## Problem requirements
Repeat each entry as written, dropping any picture you find.

□ □ □

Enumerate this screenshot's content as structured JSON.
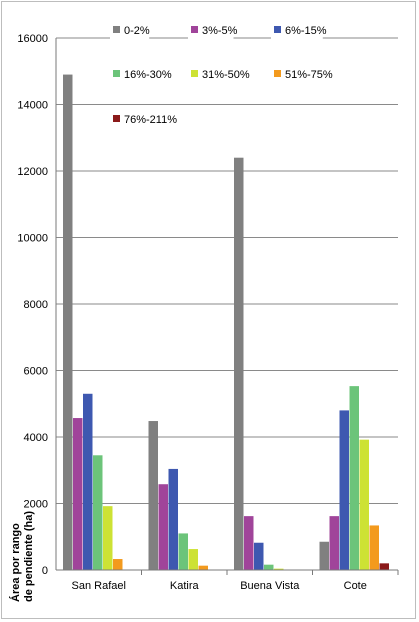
{
  "chart_data": {
    "type": "bar",
    "title": "",
    "xlabel": "",
    "ylabel": "Área por rango de pendiente (ha)",
    "ylabel_lines": [
      "Área por rango",
      "de pendiente (ha)"
    ],
    "ylim": [
      0,
      16000
    ],
    "yticks": [
      "0",
      "2000",
      "4000",
      "6000",
      "8000",
      "10000",
      "12000",
      "14000",
      "16000"
    ],
    "grid": true,
    "legend_position": "top",
    "categories": [
      "San Rafael",
      "Katira",
      "Buena Vista",
      "Cote"
    ],
    "series": [
      {
        "name": "0-2%",
        "color": "#808080",
        "values": [
          14900,
          4480,
          12400,
          850
        ]
      },
      {
        "name": "3%-5%",
        "color": "#a0449a",
        "values": [
          4570,
          2580,
          1620,
          1620
        ]
      },
      {
        "name": "6%-15%",
        "color": "#3e58b0",
        "values": [
          5300,
          3040,
          820,
          4800
        ]
      },
      {
        "name": "16%-30%",
        "color": "#6cc47a",
        "values": [
          3450,
          1100,
          160,
          5530
        ]
      },
      {
        "name": "31%-50%",
        "color": "#cde234",
        "values": [
          1920,
          630,
          40,
          3920
        ]
      },
      {
        "name": "51%-75%",
        "color": "#f39a1d",
        "values": [
          330,
          130,
          10,
          1340
        ]
      },
      {
        "name": "76%-211%",
        "color": "#8b1a1a",
        "values": [
          0,
          0,
          0,
          200
        ]
      }
    ]
  }
}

□ □ □

## Task solution
Enumerate this screenshot's content as structured JSON.
{
  "chart_data": {
    "type": "bar",
    "title": "",
    "xlabel": "",
    "ylabel": "Área por rango de pendiente (ha)",
    "ylabel_lines": [
      "Área por rango",
      "de pendiente (ha)"
    ],
    "ylim": [
      0,
      16000
    ],
    "yticks": [
      "0",
      "2000",
      "4000",
      "6000",
      "8000",
      "10000",
      "12000",
      "14000",
      "16000"
    ],
    "grid": true,
    "legend_position": "top",
    "categories": [
      "San Rafael",
      "Katira",
      "Buena Vista",
      "Cote"
    ],
    "series": [
      {
        "name": "0-2%",
        "color": "#808080",
        "values": [
          14900,
          4480,
          12400,
          850
        ]
      },
      {
        "name": "3%-5%",
        "color": "#a0449a",
        "values": [
          4570,
          2580,
          1620,
          1620
        ]
      },
      {
        "name": "6%-15%",
        "color": "#3e58b0",
        "values": [
          5300,
          3040,
          820,
          4800
        ]
      },
      {
        "name": "16%-30%",
        "color": "#6cc47a",
        "values": [
          3450,
          1100,
          160,
          5530
        ]
      },
      {
        "name": "31%-50%",
        "color": "#cde234",
        "values": [
          1920,
          630,
          40,
          3920
        ]
      },
      {
        "name": "51%-75%",
        "color": "#f39a1d",
        "values": [
          330,
          130,
          10,
          1340
        ]
      },
      {
        "name": "76%-211%",
        "color": "#8b1a1a",
        "values": [
          0,
          0,
          0,
          200
        ]
      }
    ]
  }
}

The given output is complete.